-- Study questions --
1) In the Tarver article, in what year was Tarver's leg amputated?
2) Reproduce the Tarver article word for word, starting at "Tarver first wrote" and ending at "had been through.".
3) According to the Tarver article, why was Tarver vulnerable to infection after he was cut? Answer in one to three sentences.

-- Provided passage --
○ ○ ○ ○

But Tarver’s case is a rarity. It crossed those early thresholds and then grabbed Brown’s interest enough for the attorney to sign on and shepherd it through discovery.

Now, with Brown’s help,  Tarver is a month away from a federal court jury in Macon considering evidence that the reason he lost his left leg was because of a Georgia prison doctor’s negligence.

“You don’t see these kinds of cases go forward very often,” said Lisa Graybill, deputy legal director for the Southern Poverty Law Center and a former attorney in the U.S. Department of Justice's civil rights division. “(Tarver) has really looked through the eye of the needle.”

Tarver's leg was amputated above the knee in 2012 after a dime-sized cut became severely infected. The 55-year-old inmate received the cut when he slipped while working in the kitchen at  Macon State Prison and fell under a machine that holds trays.

Tarver, who is  serving a sentence of life without parole for the 1994 murder of a Columbus convenience store clerk, was treated for months in the Oglethorpe prison's infirmary.  But he never received advanced wound care even though, as a diabetic with a history of circulation problems, he was vulnerable to infection.

When Tarver filed his lawsuit in June 2014, he filled 26 handwritten pages with names, dates and other details of his treatment. The suit, which initially named a multitude of defendants,  survived attempts to have it dismissed on procedural grounds, but Tarver soon realized he needed an attorney.

Tarver first wrote Brown a letter. When it went unanswered, he followed up with a phone call. Brown wasn’t in that day, but his daughter, Georgia, then in law school, was there and took the call.  She told her father he needed to look closely at the inmate's case.

Taking his daughter’s advice, Brown said he took the time to delve into Tarver’s issues and quickly realized all that the inmate had been through.

“My instinct, based on what he said and the way he said it, was there was probably something more there,” Brown said.

Brown couldn’t help Tarver with one aspect of the case. The inmate had not listed either the Georgia Department of Corrections or Georgia Correctional HealthCare, the branch of Augusta University that provides medical personnel for the DOC, as defendants. When Brown signed on, it was too late to add them.

○ ○ ○ ○

-- Material supplied --
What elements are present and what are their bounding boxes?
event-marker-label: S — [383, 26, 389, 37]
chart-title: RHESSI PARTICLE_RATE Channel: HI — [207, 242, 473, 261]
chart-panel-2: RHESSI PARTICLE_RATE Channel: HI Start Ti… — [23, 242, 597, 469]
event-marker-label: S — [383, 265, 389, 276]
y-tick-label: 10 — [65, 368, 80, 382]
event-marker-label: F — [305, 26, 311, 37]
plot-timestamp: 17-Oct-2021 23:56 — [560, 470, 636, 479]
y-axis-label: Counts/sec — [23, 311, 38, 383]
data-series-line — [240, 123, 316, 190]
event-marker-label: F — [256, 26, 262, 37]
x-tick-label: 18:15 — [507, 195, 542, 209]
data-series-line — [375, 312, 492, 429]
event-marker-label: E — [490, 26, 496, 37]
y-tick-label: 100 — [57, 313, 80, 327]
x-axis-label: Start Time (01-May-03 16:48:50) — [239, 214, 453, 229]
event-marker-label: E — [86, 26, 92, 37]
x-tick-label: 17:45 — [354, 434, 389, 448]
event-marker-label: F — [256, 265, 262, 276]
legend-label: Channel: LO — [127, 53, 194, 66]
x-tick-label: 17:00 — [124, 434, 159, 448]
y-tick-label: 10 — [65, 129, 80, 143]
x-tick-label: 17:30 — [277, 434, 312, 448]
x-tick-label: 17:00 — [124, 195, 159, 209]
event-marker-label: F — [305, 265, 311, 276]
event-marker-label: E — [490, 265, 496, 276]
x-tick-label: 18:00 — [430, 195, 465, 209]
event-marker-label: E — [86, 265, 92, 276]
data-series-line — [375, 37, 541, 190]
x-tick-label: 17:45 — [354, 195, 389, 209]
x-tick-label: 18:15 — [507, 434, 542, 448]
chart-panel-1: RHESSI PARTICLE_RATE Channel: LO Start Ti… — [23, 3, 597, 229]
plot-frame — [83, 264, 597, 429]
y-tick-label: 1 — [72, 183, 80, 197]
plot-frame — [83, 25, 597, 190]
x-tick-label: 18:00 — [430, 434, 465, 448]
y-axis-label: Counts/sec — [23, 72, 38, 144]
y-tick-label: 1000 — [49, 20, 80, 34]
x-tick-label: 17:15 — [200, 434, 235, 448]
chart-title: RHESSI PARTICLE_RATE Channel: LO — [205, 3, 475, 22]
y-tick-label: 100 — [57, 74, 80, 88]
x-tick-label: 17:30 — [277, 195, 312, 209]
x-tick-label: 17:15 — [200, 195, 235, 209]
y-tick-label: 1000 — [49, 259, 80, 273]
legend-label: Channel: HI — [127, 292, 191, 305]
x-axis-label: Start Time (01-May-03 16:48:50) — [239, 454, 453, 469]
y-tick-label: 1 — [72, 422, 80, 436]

○ ○ ○ ○

-- Solutions per task --
1) 2012

2)
Tarver first wrote Brown a letter. When it went unanswered, he followed up with a phone call. Brown wasn’t in that day, but his daughter, Georgia, then in law school, was there and took the call.  She told her father he needed to look closely at the inmate's case.

Taking his daughter’s advice, Brown said he took the time to delve into Tarver’s issues and quickly realized all that the inmate had been through.

3) He was diabetic and had a history of circulation problems. This made him vulnerable to infection, yet he never received advanced wound care.